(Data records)

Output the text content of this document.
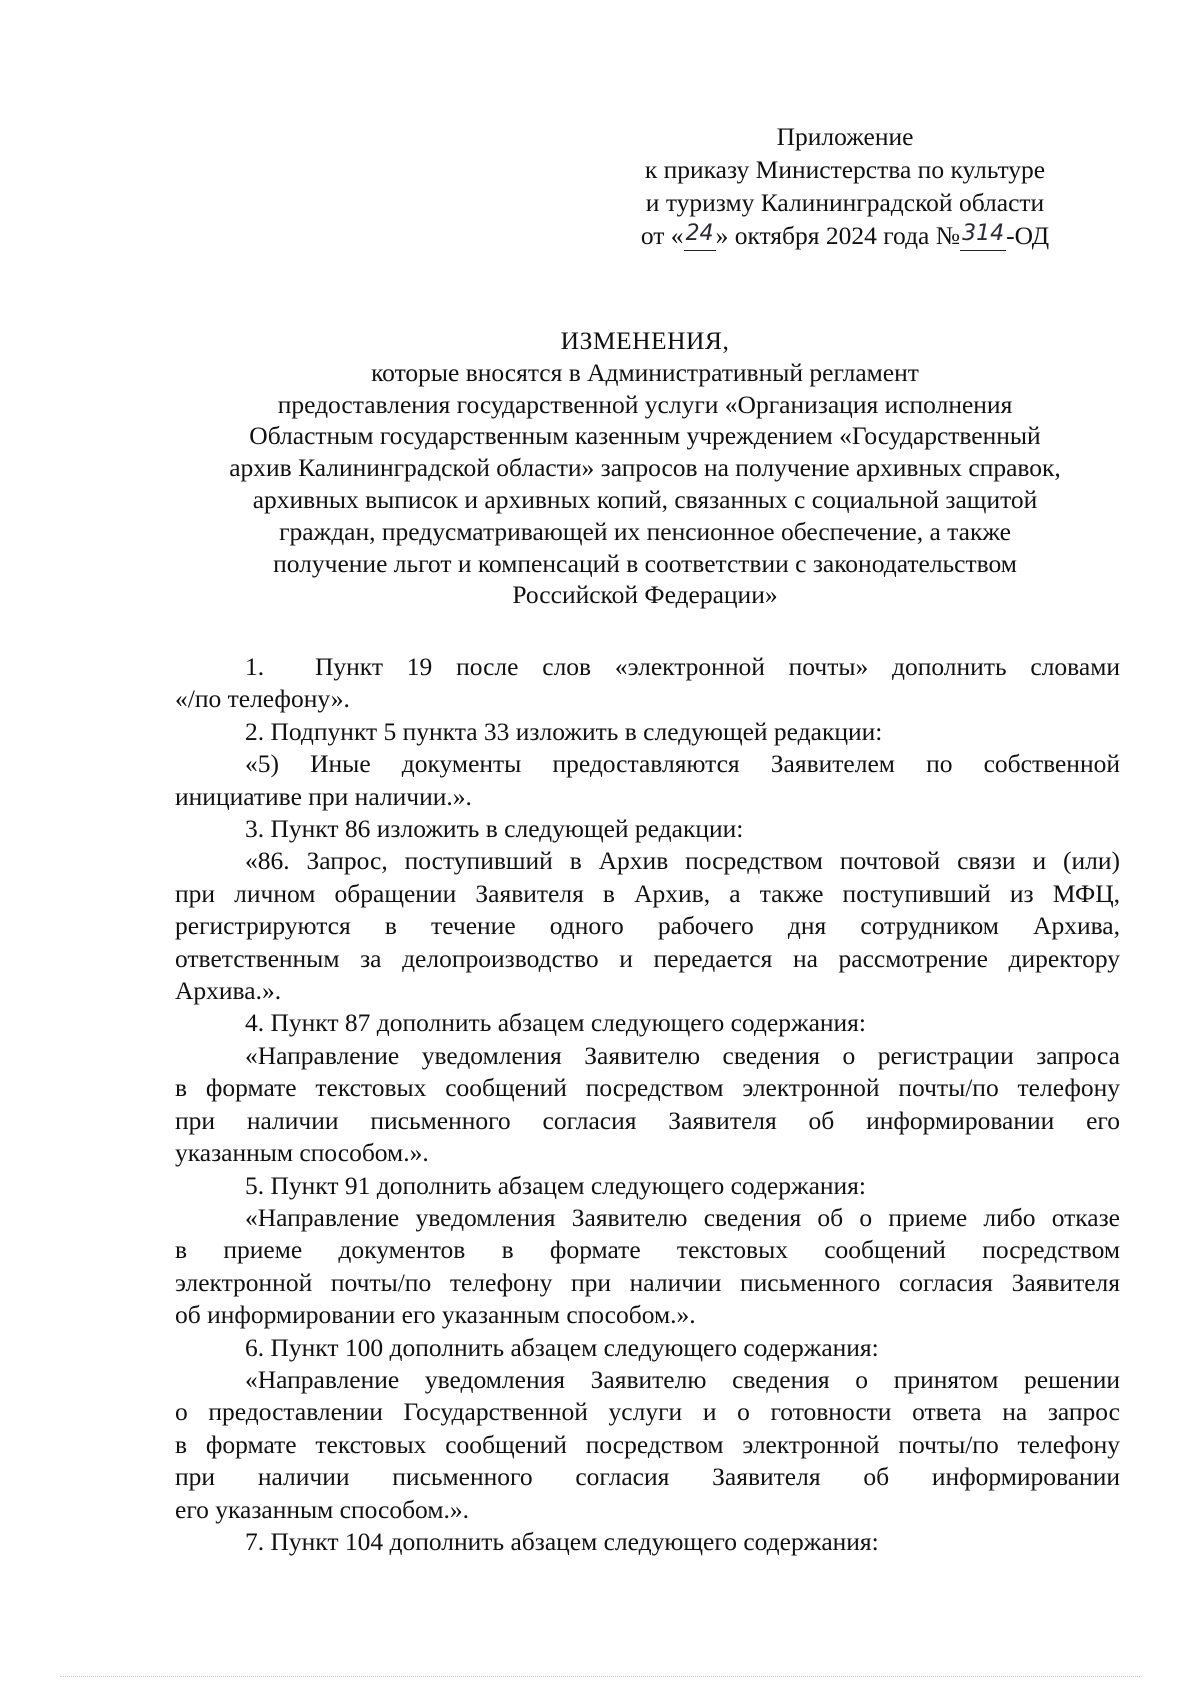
Приложение
к приказу Министерства по культуре
и туризму Калининградской области
от «24» октября 2024 года №314-ОД
ИЗМЕНЕНИЯ,
которые вносятся в Административный регламент
предоставления государственной услуги «Организация исполнения
Областным государственным казенным учреждением «Государственный
архив Калининградской области» запросов на получение архивных справок,
архивных выписок и архивных копий, связанных с социальной защитой
граждан, предусматривающей их пенсионное обеспечение, а также
получение льгот и компенсаций в соответствии с законодательством
Российской Федерации»
1. Пункт 19 после слов «электронной почты» дополнить словами
«/по телефону».
2. Подпункт 5 пункта 33 изложить в следующей редакции:
«5) Иные документы предоставляются Заявителем по собственной
инициативе при наличии.».
3. Пункт 86 изложить в следующей редакции:
«86. Запрос, поступивший в Архив посредством почтовой связи и (или)
при личном обращении Заявителя в Архив, а также поступивший из МФЦ,
регистрируются в течение одного рабочего дня сотрудником Архива,
ответственным за делопроизводство и передается на рассмотрение директору
Архива.».
4. Пункт 87 дополнить абзацем следующего содержания:
«Направление уведомления Заявителю сведения о регистрации запроса
в формате текстовых сообщений посредством электронной почты/по телефону
при наличии письменного согласия Заявителя об информировании его
указанным способом.».
5. Пункт 91 дополнить абзацем следующего содержания:
«Направление уведомления Заявителю сведения об о приеме либо отказе
в приеме документов в формате текстовых сообщений посредством
электронной почты/по телефону при наличии письменного согласия Заявителя
об информировании его указанным способом.».
6. Пункт 100 дополнить абзацем следующего содержания:
«Направление уведомления Заявителю сведения о принятом решении
о предоставлении Государственной услуги и о готовности ответа на запрос
в формате текстовых сообщений посредством электронной почты/по телефону
при наличии письменного согласия Заявителя об информировании
его указанным способом.».
7. Пункт 104 дополнить абзацем следующего содержания:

- [What is being asked] Lines containing "наличии" are to be counted. State the total and add nothing.

- [Result of the task] 4